[Objective]: Work out how many lines hold the string "chapter". Give that number and nothing more.

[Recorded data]
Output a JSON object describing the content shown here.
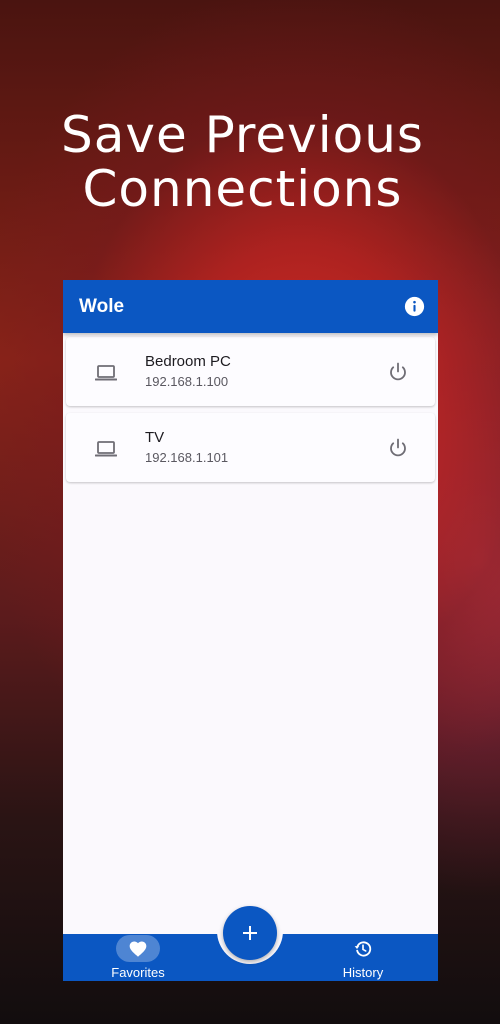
{
  "headline": {
    "line1": "Save Previous",
    "line2": "Connections"
  },
  "app": {
    "title": "Wole"
  },
  "devices": [
    {
      "name": "Bedroom PC",
      "ip": "192.168.1.100"
    },
    {
      "name": "TV",
      "ip": "192.168.1.101"
    }
  ],
  "bottom_nav": {
    "favorites_label": "Favorites",
    "history_label": "History",
    "selected": "Favorites"
  },
  "colors": {
    "primary": "#0b57c2",
    "surface": "#fbf9fd",
    "icon_gray": "#6f6d75"
  },
  "icons": {
    "info": "info-icon",
    "device": "laptop-icon",
    "power": "power-icon",
    "add": "plus-icon",
    "favorites": "heart-icon",
    "history": "history-icon"
  }
}
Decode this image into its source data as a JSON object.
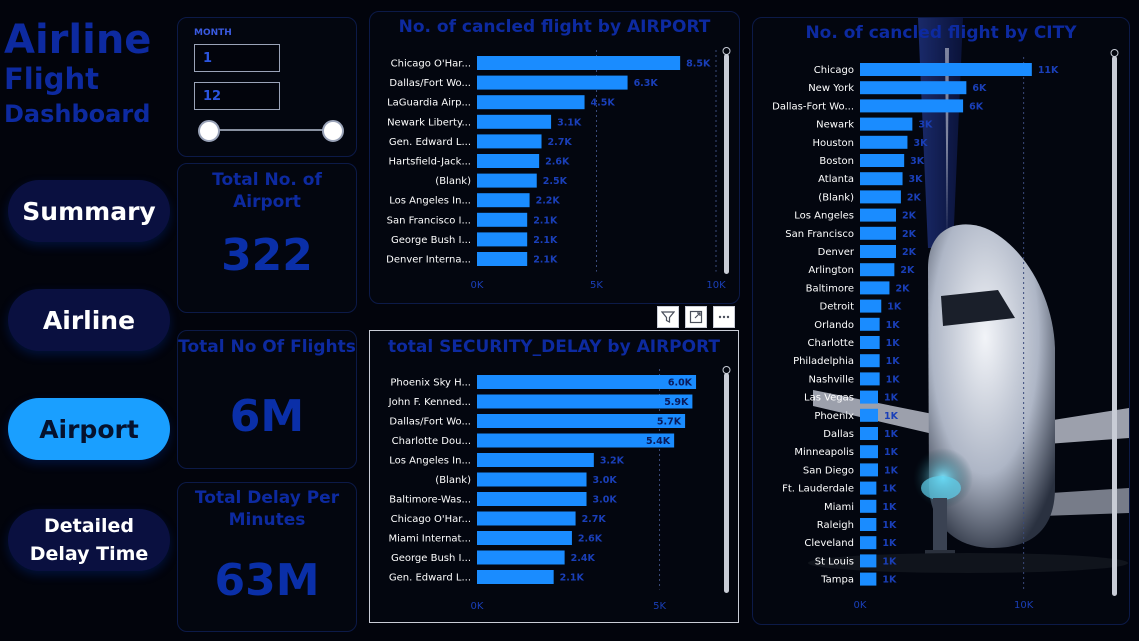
{
  "header": {
    "line1": "Airline",
    "line2": "Flight",
    "line3": "Dashboard"
  },
  "nav": {
    "summary": "Summary",
    "airline": "Airline",
    "airport": "Airport",
    "detailed": "Detailed Delay Time"
  },
  "filter": {
    "label": "MONTH",
    "min_value": "1",
    "max_value": "12"
  },
  "kpis": {
    "airports": {
      "title": "Total No. of Airport",
      "value": "322"
    },
    "flights": {
      "title": "Total No Of Flights",
      "value": "6M"
    },
    "delay": {
      "title": "Total Delay Per Minutes",
      "value": "63M"
    }
  },
  "colors": {
    "bar": "#1a8cff",
    "title": "#0d2aa0",
    "label": "#ffffff",
    "data_label": "#1a3fb8",
    "axis": "#1a3fb8"
  },
  "chart_data": [
    {
      "type": "bar",
      "orientation": "horizontal",
      "title": "No. of cancled flight by AIRPORT",
      "categories": [
        "Chicago O'Har...",
        "Dallas/Fort Wo...",
        "LaGuardia Airp...",
        "Newark Liberty...",
        "Gen. Edward L...",
        "Hartsfield-Jack...",
        "(Blank)",
        "Los Angeles In...",
        "San Francisco I...",
        "George Bush I...",
        "Denver Interna..."
      ],
      "values": [
        8500,
        6300,
        4500,
        3100,
        2700,
        2600,
        2500,
        2200,
        2100,
        2100,
        2100
      ],
      "data_labels": [
        "8.5K",
        "6.3K",
        "4.5K",
        "3.1K",
        "2.7K",
        "2.6K",
        "2.5K",
        "2.2K",
        "2.1K",
        "2.1K",
        "2.1K"
      ],
      "xticks": [
        "0K",
        "5K",
        "10K"
      ],
      "xlim": [
        0,
        10000
      ]
    },
    {
      "type": "bar",
      "orientation": "horizontal",
      "title": "total SECURITY_DELAY by AIRPORT",
      "categories": [
        "Phoenix Sky H...",
        "John F. Kenned...",
        "Dallas/Fort Wo...",
        "Charlotte Dou...",
        "Los Angeles In...",
        "(Blank)",
        "Baltimore-Was...",
        "Chicago O'Har...",
        "Miami Internat...",
        "George Bush I...",
        "Gen. Edward L..."
      ],
      "values": [
        6000,
        5900,
        5700,
        5400,
        3200,
        3000,
        3000,
        2700,
        2600,
        2400,
        2100
      ],
      "data_labels": [
        "6.0K",
        "5.9K",
        "5.7K",
        "5.4K",
        "3.2K",
        "3.0K",
        "3.0K",
        "2.7K",
        "2.6K",
        "2.4K",
        "2.1K"
      ],
      "xticks": [
        "0K",
        "5K"
      ],
      "xlim": [
        0,
        6300
      ]
    },
    {
      "type": "bar",
      "orientation": "horizontal",
      "title": "No. of cancled flight by CITY",
      "categories": [
        "Chicago",
        "New York",
        "Dallas-Fort Wo...",
        "Newark",
        "Houston",
        "Boston",
        "Atlanta",
        "(Blank)",
        "Los Angeles",
        "San Francisco",
        "Denver",
        "Arlington",
        "Baltimore",
        "Detroit",
        "Orlando",
        "Charlotte",
        "Philadelphia",
        "Nashville",
        "Las Vegas",
        "Phoenix",
        "Dallas",
        "Minneapolis",
        "San Diego",
        "Ft. Lauderdale",
        "Miami",
        "Raleigh",
        "Cleveland",
        "St Louis",
        "Tampa"
      ],
      "values": [
        10500,
        6500,
        6300,
        3200,
        2900,
        2700,
        2600,
        2500,
        2200,
        2200,
        2200,
        2100,
        1800,
        1300,
        1200,
        1200,
        1200,
        1200,
        1100,
        1100,
        1100,
        1100,
        1100,
        1000,
        1000,
        1000,
        1000,
        1000,
        1000
      ],
      "data_labels": [
        "11K",
        "6K",
        "6K",
        "3K",
        "3K",
        "3K",
        "3K",
        "2K",
        "2K",
        "2K",
        "2K",
        "2K",
        "2K",
        "1K",
        "1K",
        "1K",
        "1K",
        "1K",
        "1K",
        "1K",
        "1K",
        "1K",
        "1K",
        "1K",
        "1K",
        "1K",
        "1K",
        "1K",
        "1K"
      ],
      "xticks": [
        "0K",
        "10K"
      ],
      "xlim": [
        0,
        11000
      ]
    }
  ]
}
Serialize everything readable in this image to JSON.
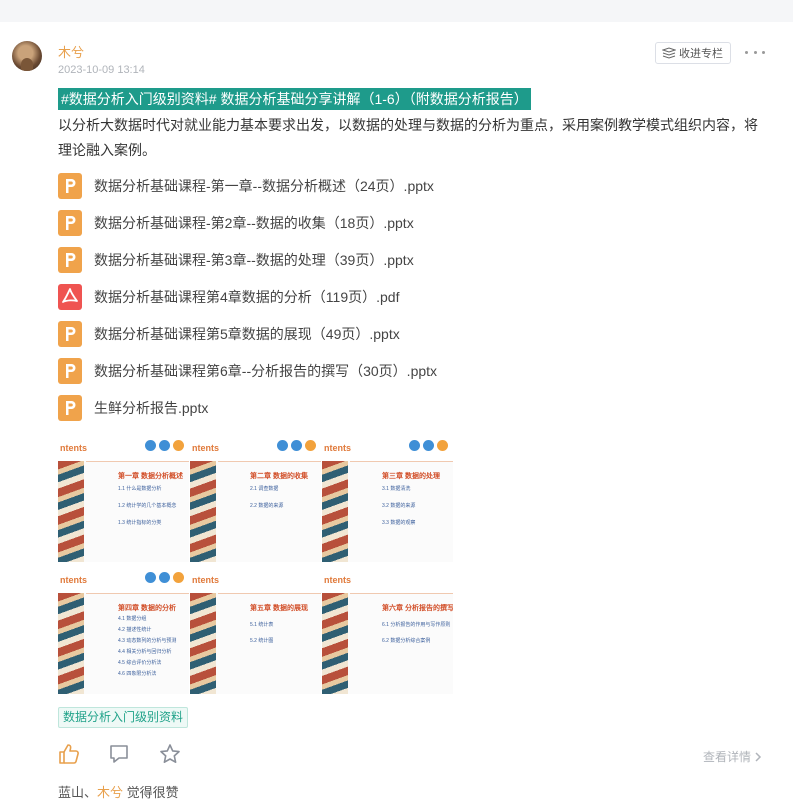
{
  "post": {
    "author": "木兮",
    "time": "2023-10-09 13:14",
    "collect_label": "收进专栏",
    "topic_line": "#数据分析入门级别资料# 数据分析基础分享讲解（1-6）（附数据分析报告）",
    "description": "以分析大数据时代对就业能力基本要求出发，以数据的处理与数据的分析为重点，采用案例教学模式组织内容，将理论融入案例。",
    "files": [
      {
        "name": "数据分析基础课程-第一章--数据分析概述（24页）.pptx",
        "type": "ppt",
        "icon": "ppt-file-icon"
      },
      {
        "name": "数据分析基础课程-第2章--数据的收集（18页）.pptx",
        "type": "ppt",
        "icon": "ppt-file-icon"
      },
      {
        "name": "数据分析基础课程-第3章--数据的处理（39页）.pptx",
        "type": "ppt",
        "icon": "ppt-file-icon"
      },
      {
        "name": "数据分析基础课程第4章数据的分析（119页）.pdf",
        "type": "pdf",
        "icon": "pdf-file-icon"
      },
      {
        "name": "数据分析基础课程第5章数据的展现（49页）.pptx",
        "type": "ppt",
        "icon": "ppt-file-icon"
      },
      {
        "name": "数据分析基础课程第6章--分析报告的撰写（30页）.pptx",
        "type": "ppt",
        "icon": "ppt-file-icon"
      },
      {
        "name": "生鲜分析报告.pptx",
        "type": "ppt",
        "icon": "ppt-file-icon"
      }
    ],
    "thumbnails": [
      {
        "header": "ntents",
        "chapter": "第一章 数据分析概述",
        "items": [
          "1.1 什么是数据分析",
          "1.2 统计学的几个基本概念",
          "1.3 统计指标的分类"
        ]
      },
      {
        "header": "ntents",
        "chapter": "第二章 数据的收集",
        "items": [
          "2.1 调查数据",
          "2.2 数据的来源"
        ]
      },
      {
        "header": "ntents",
        "chapter": "第三章 数据的处理",
        "items": [
          "3.1 数据清洗",
          "3.2 数据的来源",
          "3.3 数据的观察"
        ]
      },
      {
        "header": "ntents",
        "chapter": "第四章 数据的分析",
        "items": [
          "4.1 数据分组",
          "4.2 描述性统计",
          "4.3 动态数列的分析与预测",
          "4.4 相关分析与回归分析",
          "4.5 综合评价分析法",
          "4.6 四象限分析法"
        ]
      },
      {
        "header": "ntents",
        "chapter": "第五章 数据的展现",
        "items": [
          "5.1 统计表",
          "5.2 统计图"
        ]
      },
      {
        "header": "ntents",
        "chapter": "第六章 分析报告的撰写",
        "items": [
          "6.1 分析报告的作用与写作原则",
          "6.2 数据分析综合案例"
        ]
      }
    ],
    "tag": "数据分析入门级别资料",
    "detail_label": "查看详情",
    "likers": {
      "names": [
        "蓝山",
        "木兮"
      ],
      "separator": "、",
      "suffix": " 觉得很赞"
    }
  },
  "colors": {
    "accent": "#e8a04c",
    "topic_bg": "#1e9b8b",
    "tag_text": "#22a38a",
    "ppt_icon": "#f0a34b",
    "pdf_icon": "#ef5451"
  },
  "icons": {
    "like": "thumbs-up-icon",
    "comment": "comment-icon",
    "favorite": "star-icon",
    "more": "more-dots-icon",
    "collect": "column-collect-icon"
  }
}
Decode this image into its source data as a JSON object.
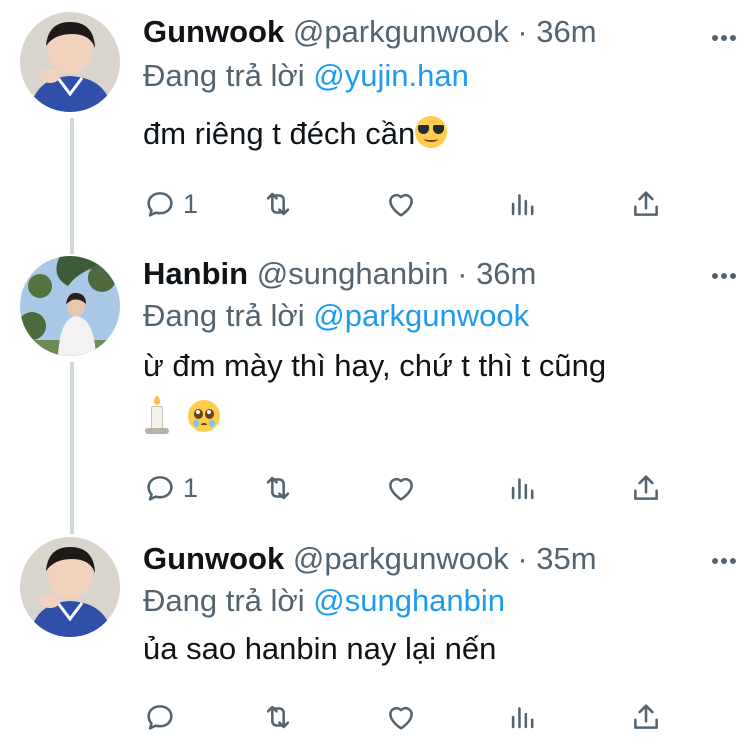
{
  "colors": {
    "text": "#0f1419",
    "muted": "#536471",
    "mention": "#1d9bf0",
    "thread_line": "#cfd9de"
  },
  "tweets": [
    {
      "name": "Gunwook",
      "handle": "@parkgunwook",
      "separator": "·",
      "time": "36m",
      "reply_prefix": "Đang trả lời",
      "reply_mention": "@yujin.han",
      "text": "đm riêng t đéch cần",
      "emoji": "smiling-face-with-sunglasses",
      "reply_count": "1"
    },
    {
      "name": "Hanbin",
      "handle": "@sunghanbin",
      "separator": "·",
      "time": "36m",
      "reply_prefix": "Đang trả lời",
      "reply_mention": "@parkgunwook",
      "text": "ừ đm mày thì hay, chứ t thì t cũng",
      "emoji": "candle, pleading-face",
      "reply_count": "1"
    },
    {
      "name": "Gunwook",
      "handle": "@parkgunwook",
      "separator": "·",
      "time": "35m",
      "reply_prefix": "Đang trả lời",
      "reply_mention": "@sunghanbin",
      "text": "ủa sao hanbin nay lại nến",
      "emoji": "",
      "reply_count": ""
    }
  ],
  "icons": [
    "reply-icon",
    "retweet-icon",
    "like-icon",
    "stats-icon",
    "share-icon",
    "more-icon"
  ]
}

[Solution to the problem]: 6